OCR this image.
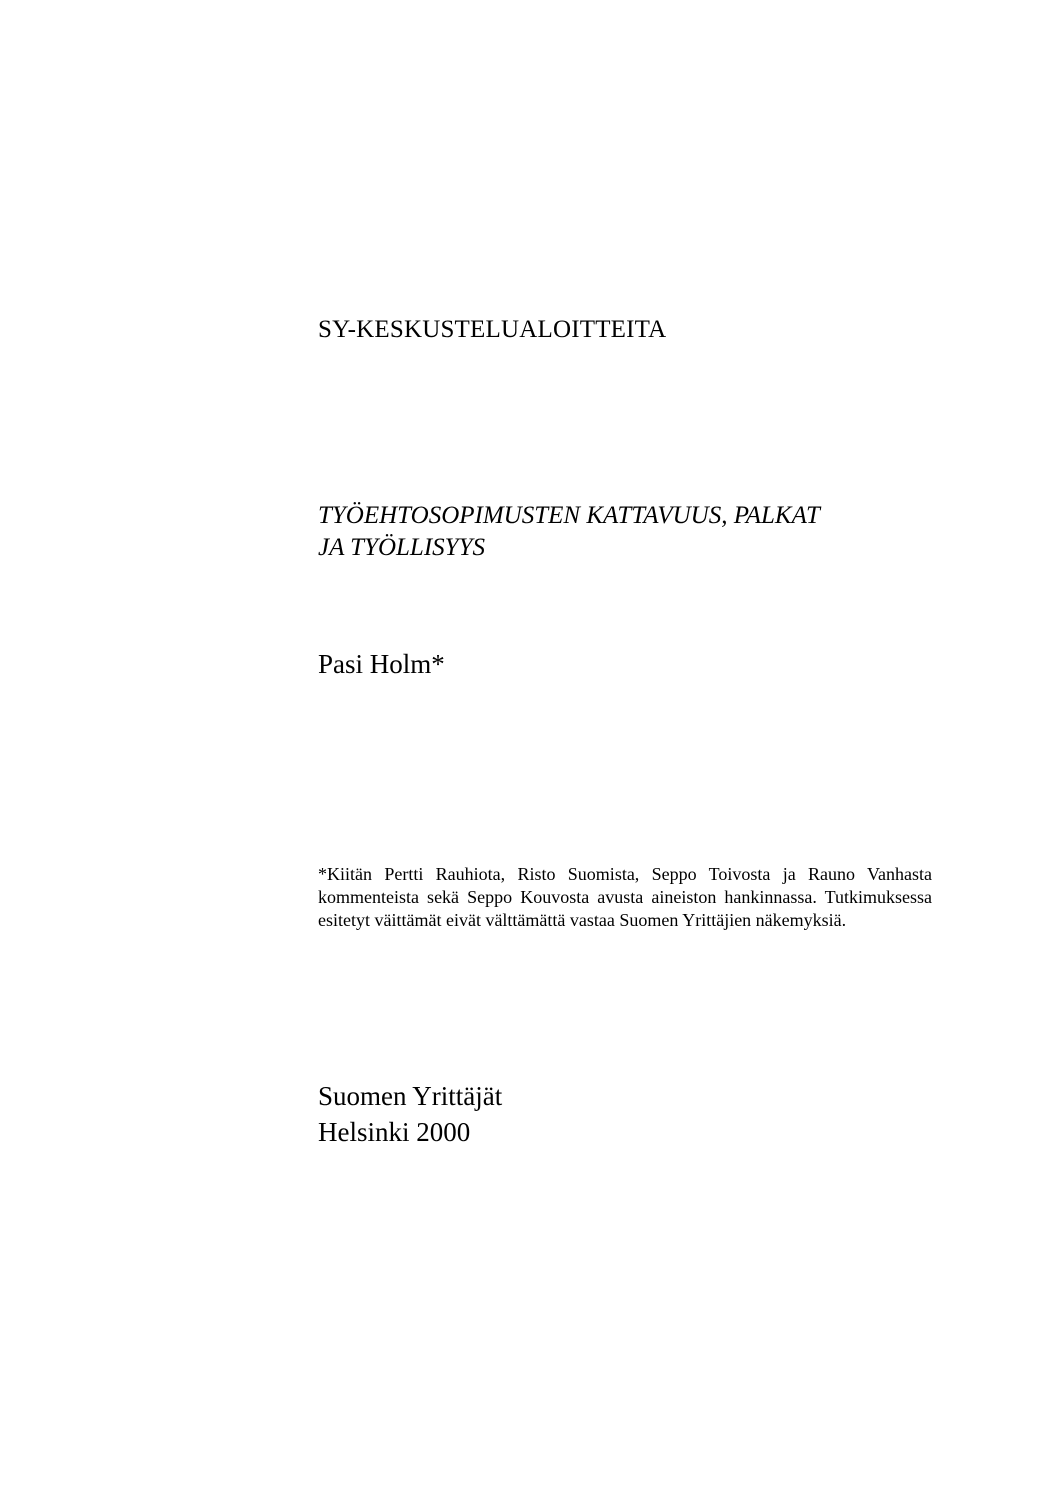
SY-KESKUSTELUALOITTEITA
TYÖEHTOSOPIMUSTEN KATTAVUUS, PALKAT
JA TYÖLLISYYS
Pasi Holm*

*Kiitän Pertti Rauhiota, Risto Suomista, Seppo Toivosta ja Rauno Vanhasta kommenteista sekä Seppo Kouvosta avusta aineiston hankinnassa. Tutkimuksessa esitetyt väittämät eivät välttämättä vastaa Suomen Yrittäjien näkemyksiä.

Suomen Yrittäjät
Helsinki 2000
__________
To be done: Give the material again exactly as it is, but keep the pictures out.

Output:
OCR this image.
SY-KESKUSTELUALOITTEITA
TYÖEHTOSOPIMUSTEN KATTAVUUS, PALKAT
JA TYÖLLISYYS
Pasi Holm*

*Kiitän Pertti Rauhiota, Risto Suomista, Seppo Toivosta ja Rauno Vanhasta kommenteista sekä Seppo Kouvosta avusta aineiston hankinnassa. Tutkimuksessa esitetyt väittämät eivät välttämättä vastaa Suomen Yrittäjien näkemyksiä.

Suomen Yrittäjät
Helsinki 2000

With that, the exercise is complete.